-------- Input data

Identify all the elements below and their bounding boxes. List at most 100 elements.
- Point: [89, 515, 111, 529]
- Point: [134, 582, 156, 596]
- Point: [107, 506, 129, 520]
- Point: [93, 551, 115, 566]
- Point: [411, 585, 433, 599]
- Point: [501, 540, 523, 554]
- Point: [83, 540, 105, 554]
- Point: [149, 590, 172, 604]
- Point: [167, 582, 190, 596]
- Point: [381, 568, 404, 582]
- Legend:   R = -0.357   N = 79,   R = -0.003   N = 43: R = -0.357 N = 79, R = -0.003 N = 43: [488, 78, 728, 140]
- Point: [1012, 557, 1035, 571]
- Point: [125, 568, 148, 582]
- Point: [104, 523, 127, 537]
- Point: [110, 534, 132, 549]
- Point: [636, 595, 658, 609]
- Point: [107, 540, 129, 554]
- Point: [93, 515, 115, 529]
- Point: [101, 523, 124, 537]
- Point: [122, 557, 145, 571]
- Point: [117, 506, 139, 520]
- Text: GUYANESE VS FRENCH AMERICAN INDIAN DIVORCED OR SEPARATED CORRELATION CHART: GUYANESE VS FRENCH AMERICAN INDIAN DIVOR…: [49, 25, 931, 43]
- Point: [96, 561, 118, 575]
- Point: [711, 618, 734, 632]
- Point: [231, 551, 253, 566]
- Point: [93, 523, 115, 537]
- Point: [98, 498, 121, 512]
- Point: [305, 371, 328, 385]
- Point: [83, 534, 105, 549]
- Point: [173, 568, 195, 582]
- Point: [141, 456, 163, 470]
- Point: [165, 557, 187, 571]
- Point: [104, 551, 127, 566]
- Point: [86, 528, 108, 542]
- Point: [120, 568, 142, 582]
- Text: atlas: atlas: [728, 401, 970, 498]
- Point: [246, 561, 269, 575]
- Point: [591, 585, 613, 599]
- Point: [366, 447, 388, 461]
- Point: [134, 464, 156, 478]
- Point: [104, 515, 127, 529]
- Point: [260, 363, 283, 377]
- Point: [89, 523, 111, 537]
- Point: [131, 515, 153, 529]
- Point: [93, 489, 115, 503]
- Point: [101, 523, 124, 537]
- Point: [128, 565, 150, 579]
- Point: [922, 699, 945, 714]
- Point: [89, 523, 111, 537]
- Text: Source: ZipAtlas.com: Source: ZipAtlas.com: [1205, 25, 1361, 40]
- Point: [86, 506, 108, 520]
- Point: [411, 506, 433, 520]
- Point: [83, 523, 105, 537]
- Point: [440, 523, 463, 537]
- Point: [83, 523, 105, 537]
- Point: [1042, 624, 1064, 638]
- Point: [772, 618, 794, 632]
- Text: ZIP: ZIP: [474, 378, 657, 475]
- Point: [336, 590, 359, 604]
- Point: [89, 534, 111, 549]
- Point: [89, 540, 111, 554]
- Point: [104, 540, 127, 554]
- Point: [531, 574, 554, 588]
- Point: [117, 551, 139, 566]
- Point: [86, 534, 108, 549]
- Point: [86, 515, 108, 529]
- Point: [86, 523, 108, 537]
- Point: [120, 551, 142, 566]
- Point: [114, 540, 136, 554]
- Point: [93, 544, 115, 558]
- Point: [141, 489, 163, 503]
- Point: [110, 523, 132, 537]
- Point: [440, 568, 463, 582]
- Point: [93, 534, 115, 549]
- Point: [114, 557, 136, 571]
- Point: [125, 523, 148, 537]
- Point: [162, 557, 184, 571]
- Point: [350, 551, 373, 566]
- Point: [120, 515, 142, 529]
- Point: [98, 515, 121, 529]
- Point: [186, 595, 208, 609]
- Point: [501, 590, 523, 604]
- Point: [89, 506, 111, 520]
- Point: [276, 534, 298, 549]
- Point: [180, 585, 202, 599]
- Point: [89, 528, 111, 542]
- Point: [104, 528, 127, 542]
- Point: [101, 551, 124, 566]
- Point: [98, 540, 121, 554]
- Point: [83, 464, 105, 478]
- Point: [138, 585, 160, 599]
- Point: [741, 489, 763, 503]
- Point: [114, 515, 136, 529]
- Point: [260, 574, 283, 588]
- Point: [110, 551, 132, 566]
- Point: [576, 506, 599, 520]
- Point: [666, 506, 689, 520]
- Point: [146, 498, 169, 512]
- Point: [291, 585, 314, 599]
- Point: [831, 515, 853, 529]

----------------

*Given problem*:
Render every line of the data above as a JSON array of strings, one string per line, omitting any blank lines.

*Answer to this problem*:
[
  "Identify all the elements below and their bounding boxes. List at most 100 elements.",
  "- Point: [89, 515, 111, 529]",
  "- Point: [134, 582, 156, 596]",
  "- Point: [107, 506, 129, 520]",
  "- Point: [93, 551, 115, 566]",
  "- Point: [411, 585, 433, 599]",
  "- Point: [501, 540, 523, 554]",
  "- Point: [83, 540, 105, 554]",
  "- Point: [149, 590, 172, 604]",
  "- Point: [167, 582, 190, 596]",
  "- Point: [381, 568, 404, 582]",
  "- Legend:   R = -0.357   N = 79,   R = -0.003   N = 43: R = -0.357 N = 79, R = -0.003 N = 43: [488, 78, 728, 140]",
  "- Point: [1012, 557, 1035, 571]",
  "- Point: [125, 568, 148, 582]",
  "- Point: [104, 523, 127, 537]",
  "- Point: [110, 534, 132, 549]",
  "- Point: [636, 595, 658, 609]",
  "- Point: [107, 540, 129, 554]",
  "- Point: [93, 515, 115, 529]",
  "- Point: [101, 523, 124, 537]",
  "- Point: [122, 557, 145, 571]",
  "- Point: [117, 506, 139, 520]",
  "- Text: GUYANESE VS FRENCH AMERICAN INDIAN DIVORCED OR SEPARATED CORRELATION CHART: GUYANESE VS FRENCH AMERICAN INDIAN DIVOR…: [49, 25, 931, 43]",
  "- Point: [96, 561, 118, 575]",
  "- Point: [711, 618, 734, 632]",
  "- Point: [231, 551, 253, 566]",
  "- Point: [93, 523, 115, 537]",
  "- Point: [98, 498, 121, 512]",
  "- Point: [305, 371, 328, 385]",
  "- Point: [83, 534, 105, 549]",
  "- Point: [173, 568, 195, 582]",
  "- Point: [141, 456, 163, 470]",
  "- Point: [165, 557, 187, 571]",
  "- Point: [104, 551, 127, 566]",
  "- Point: [86, 528, 108, 542]",
  "- Point: [120, 568, 142, 582]",
  "- Text: atlas: atlas: [728, 401, 970, 498]",
  "- Point: [246, 561, 269, 575]",
  "- Point: [591, 585, 613, 599]",
  "- Point: [366, 447, 388, 461]",
  "- Point: [134, 464, 156, 478]",
  "- Point: [104, 515, 127, 529]",
  "- Point: [260, 363, 283, 377]",
  "- Point: [89, 523, 111, 537]",
  "- Point: [131, 515, 153, 529]",
  "- Point: [93, 489, 115, 503]",
  "- Point: [101, 523, 124, 537]",
  "- Point: [128, 565, 150, 579]",
  "- Point: [922, 699, 945, 714]",
  "- Point: [89, 523, 111, 537]",
  "- Text: Source: ZipAtlas.com: Source: ZipAtlas.com: [1205, 25, 1361, 40]",
  "- Point: [86, 506, 108, 520]",
  "- Point: [411, 506, 433, 520]",
  "- Point: [83, 523, 105, 537]",
  "- Point: [440, 523, 463, 537]",
  "- Point: [83, 523, 105, 537]",
  "- Point: [1042, 624, 1064, 638]",
  "- Point: [772, 618, 794, 632]",
  "- Text: ZIP: ZIP: [474, 378, 657, 475]",
  "- Point: [336, 590, 359, 604]",
  "- Point: [89, 534, 111, 549]",
  "- Point: [89, 540, 111, 554]",
  "- Point: [104, 540, 127, 554]",
  "- Point: [531, 574, 554, 588]",
  "- Point: [117, 551, 139, 566]",
  "- Point: [86, 534, 108, 549]",
  "- Point: [86, 515, 108, 529]",
  "- Point: [86, 523, 108, 537]",
  "- Point: [120, 551, 142, 566]",
  "- Point: [114, 540, 136, 554]",
  "- Point: [93, 544, 115, 558]",
  "- Point: [141, 489, 163, 503]",
  "- Point: [110, 523, 132, 537]",
  "- Point: [440, 568, 463, 582]",
  "- Point: [93, 534, 115, 549]",
  "- Point: [114, 557, 136, 571]",
  "- Point: [125, 523, 148, 537]",
  "- Point: [162, 557, 184, 571]",
  "- Point: [350, 551, 373, 566]",
  "- Point: [120, 515, 142, 529]",
  "- Point: [98, 515, 121, 529]",
  "- Point: [186, 595, 208, 609]",
  "- Point: [501, 590, 523, 604]",
  "- Point: [89, 506, 111, 520]",
  "- Point: [276, 534, 298, 549]",
  "- Point: [180, 585, 202, 599]",
  "- Point: [89, 528, 111, 542]",
  "- Point: [104, 528, 127, 542]",
  "- Point: [101, 551, 124, 566]",
  "- Point: [98, 540, 121, 554]",
  "- Point: [83, 464, 105, 478]",
  "- Point: [138, 585, 160, 599]",
  "- Point: [741, 489, 763, 503]",
  "- Point: [114, 515, 136, 529]",
  "- Point: [260, 574, 283, 588]",
  "- Point: [110, 551, 132, 566]",
  "- Point: [576, 506, 599, 520]",
  "- Point: [666, 506, 689, 520]",
  "- Point: [146, 498, 169, 512]",
  "- Point: [291, 585, 314, 599]",
  "- Point: [831, 515, 853, 529]"
]